* [EXERCISE]: Every line that holds the string "drink" is to be identified and copied.
*** TASK INPUT ***
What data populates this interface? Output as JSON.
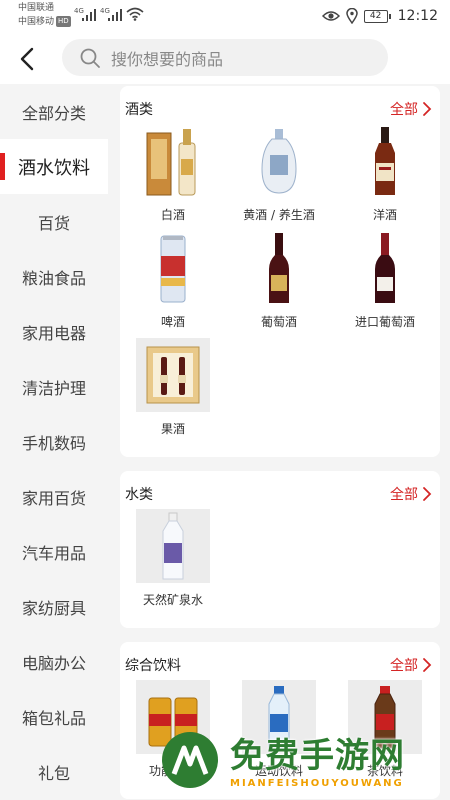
{
  "status_bar": {
    "carrier_1": "中国联通",
    "carrier_2": "中国移动",
    "hd_badge": "HD",
    "network_1": "4G",
    "network_2": "4G",
    "battery": "42",
    "time": "12:12"
  },
  "header": {
    "search_placeholder": "搜你想要的商品"
  },
  "sidebar": {
    "items": [
      {
        "label": "全部分类",
        "active": false
      },
      {
        "label": "酒水饮料",
        "active": true
      },
      {
        "label": "百货",
        "active": false
      },
      {
        "label": "粮油食品",
        "active": false
      },
      {
        "label": "家用电器",
        "active": false
      },
      {
        "label": "清洁护理",
        "active": false
      },
      {
        "label": "手机数码",
        "active": false
      },
      {
        "label": "家用百货",
        "active": false
      },
      {
        "label": "汽车用品",
        "active": false
      },
      {
        "label": "家纺厨具",
        "active": false
      },
      {
        "label": "电脑办公",
        "active": false
      },
      {
        "label": "箱包礼品",
        "active": false
      },
      {
        "label": "礼包",
        "active": false
      }
    ]
  },
  "sections": [
    {
      "title": "酒类",
      "all_label": "全部",
      "products": [
        {
          "name": "白酒",
          "icon": "baijiu-box-icon"
        },
        {
          "name": "黄酒 / 养生酒",
          "icon": "huangjiu-jar-icon"
        },
        {
          "name": "洋酒",
          "icon": "whisky-bottle-icon"
        },
        {
          "name": "啤酒",
          "icon": "beer-can-icon"
        },
        {
          "name": "葡萄酒",
          "icon": "wine-bottle-icon"
        },
        {
          "name": "进口葡萄酒",
          "icon": "imported-wine-icon"
        },
        {
          "name": "果酒",
          "icon": "wine-gift-box-icon"
        }
      ]
    },
    {
      "title": "水类",
      "all_label": "全部",
      "products": [
        {
          "name": "天然矿泉水",
          "icon": "mineral-water-icon"
        }
      ]
    },
    {
      "title": "综合饮料",
      "all_label": "全部",
      "products": [
        {
          "name": "功能饮料",
          "icon": "energy-can-icon"
        },
        {
          "name": "运动饮料",
          "icon": "sports-drink-icon"
        },
        {
          "name": "茶饮料",
          "icon": "tea-drink-icon"
        }
      ]
    }
  ],
  "watermark": {
    "title": "免费手游网",
    "subtitle": "MIANFEISHOUYOUWANG"
  },
  "colors": {
    "accent": "#e02020",
    "link": "#d42525",
    "sidebar_bg": "#f4f4f4"
  }
}
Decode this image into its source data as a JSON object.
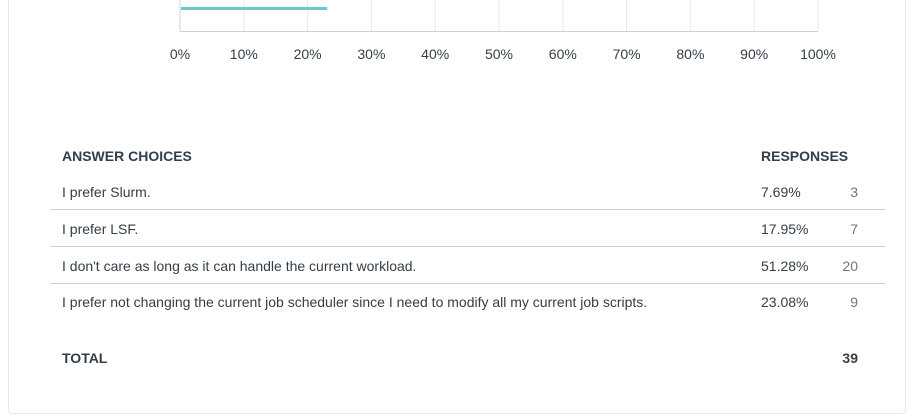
{
  "chart_data": {
    "type": "bar",
    "orientation": "horizontal",
    "visible_bar_value": 23.08,
    "bar_color": "#6bc8cd",
    "grid": true,
    "xlim": [
      0,
      100
    ],
    "x_ticks": [
      "0%",
      "10%",
      "20%",
      "30%",
      "40%",
      "50%",
      "60%",
      "70%",
      "80%",
      "90%",
      "100%"
    ]
  },
  "table": {
    "header_choices": "ANSWER CHOICES",
    "header_responses": "RESPONSES",
    "rows": [
      {
        "choice": "I prefer Slurm.",
        "percent": "7.69%",
        "count": "3"
      },
      {
        "choice": "I prefer LSF.",
        "percent": "17.95%",
        "count": "7"
      },
      {
        "choice": "I don't care as long as it can handle the current workload.",
        "percent": "51.28%",
        "count": "20"
      },
      {
        "choice": "I prefer not changing the current job scheduler since I need to modify all my current job scripts.",
        "percent": "23.08%",
        "count": "9"
      }
    ],
    "total_label": "TOTAL",
    "total_value": "39"
  }
}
***
* [TASK RESULT]:
          "icon": "sports-drink-icon"
          "icon": "tea-drink-icon"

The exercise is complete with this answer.